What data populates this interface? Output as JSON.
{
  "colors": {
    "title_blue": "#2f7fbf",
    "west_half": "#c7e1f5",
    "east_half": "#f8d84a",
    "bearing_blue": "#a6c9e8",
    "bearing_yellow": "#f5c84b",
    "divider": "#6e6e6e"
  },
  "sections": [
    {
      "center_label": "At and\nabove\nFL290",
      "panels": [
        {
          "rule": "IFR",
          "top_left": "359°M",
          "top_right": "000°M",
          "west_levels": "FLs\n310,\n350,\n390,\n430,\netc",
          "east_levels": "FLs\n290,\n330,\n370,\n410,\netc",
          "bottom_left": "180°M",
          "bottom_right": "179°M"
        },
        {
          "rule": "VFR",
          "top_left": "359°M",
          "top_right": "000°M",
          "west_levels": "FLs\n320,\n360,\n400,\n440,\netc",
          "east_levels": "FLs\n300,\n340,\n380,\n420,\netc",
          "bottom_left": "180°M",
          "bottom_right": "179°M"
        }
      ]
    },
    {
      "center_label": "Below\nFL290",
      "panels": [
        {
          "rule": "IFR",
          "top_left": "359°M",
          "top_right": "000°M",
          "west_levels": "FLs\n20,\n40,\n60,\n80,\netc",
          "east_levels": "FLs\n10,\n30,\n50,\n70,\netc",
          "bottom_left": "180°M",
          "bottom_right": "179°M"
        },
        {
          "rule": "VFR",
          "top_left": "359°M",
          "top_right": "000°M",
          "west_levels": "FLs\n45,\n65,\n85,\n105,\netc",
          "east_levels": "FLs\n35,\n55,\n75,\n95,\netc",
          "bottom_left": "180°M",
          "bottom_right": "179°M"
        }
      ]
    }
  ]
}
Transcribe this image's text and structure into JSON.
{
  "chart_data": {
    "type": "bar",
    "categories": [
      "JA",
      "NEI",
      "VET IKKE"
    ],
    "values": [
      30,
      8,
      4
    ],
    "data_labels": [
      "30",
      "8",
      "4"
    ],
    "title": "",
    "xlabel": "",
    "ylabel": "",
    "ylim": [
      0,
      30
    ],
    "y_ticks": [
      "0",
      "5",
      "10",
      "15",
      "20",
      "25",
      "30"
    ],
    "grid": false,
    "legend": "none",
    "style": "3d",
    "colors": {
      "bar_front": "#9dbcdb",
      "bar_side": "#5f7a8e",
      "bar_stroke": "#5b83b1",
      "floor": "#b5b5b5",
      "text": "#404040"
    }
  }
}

**WHAT IS ASKED:**
Quote the data in full, keeping each word unchanged.

**RESULT OF THIS EXERCISE:**
What data populates this interface? Output as JSON.
{
  "colors": {
    "title_blue": "#2f7fbf",
    "west_half": "#c7e1f5",
    "east_half": "#f8d84a",
    "bearing_blue": "#a6c9e8",
    "bearing_yellow": "#f5c84b",
    "divider": "#6e6e6e"
  },
  "sections": [
    {
      "center_label": "At and\nabove\nFL290",
      "panels": [
        {
          "rule": "IFR",
          "top_left": "359°M",
          "top_right": "000°M",
          "west_levels": "FLs\n310,\n350,\n390,\n430,\netc",
          "east_levels": "FLs\n290,\n330,\n370,\n410,\netc",
          "bottom_left": "180°M",
          "bottom_right": "179°M"
        },
        {
          "rule": "VFR",
          "top_left": "359°M",
          "top_right": "000°M",
          "west_levels": "FLs\n320,\n360,\n400,\n440,\netc",
          "east_levels": "FLs\n300,\n340,\n380,\n420,\netc",
          "bottom_left": "180°M",
          "bottom_right": "179°M"
        }
      ]
    },
    {
      "center_label": "Below\nFL290",
      "panels": [
        {
          "rule": "IFR",
          "top_left": "359°M",
          "top_right": "000°M",
          "west_levels": "FLs\n20,\n40,\n60,\n80,\netc",
          "east_levels": "FLs\n10,\n30,\n50,\n70,\netc",
          "bottom_left": "180°M",
          "bottom_right": "179°M"
        },
        {
          "rule": "VFR",
          "top_left": "359°M",
          "top_right": "000°M",
          "west_levels": "FLs\n45,\n65,\n85,\n105,\netc",
          "east_levels": "FLs\n35,\n55,\n75,\n95,\netc",
          "bottom_left": "180°M",
          "bottom_right": "179°M"
        }
      ]
    }
  ]
}
Transcribe this image's text and structure into JSON.
{
  "chart_data": {
    "type": "bar",
    "categories": [
      "JA",
      "NEI",
      "VET IKKE"
    ],
    "values": [
      30,
      8,
      4
    ],
    "data_labels": [
      "30",
      "8",
      "4"
    ],
    "title": "",
    "xlabel": "",
    "ylabel": "",
    "ylim": [
      0,
      30
    ],
    "y_ticks": [
      "0",
      "5",
      "10",
      "15",
      "20",
      "25",
      "30"
    ],
    "grid": false,
    "legend": "none",
    "style": "3d",
    "colors": {
      "bar_front": "#9dbcdb",
      "bar_side": "#5f7a8e",
      "bar_stroke": "#5b83b1",
      "floor": "#b5b5b5",
      "text": "#404040"
    }
  }
}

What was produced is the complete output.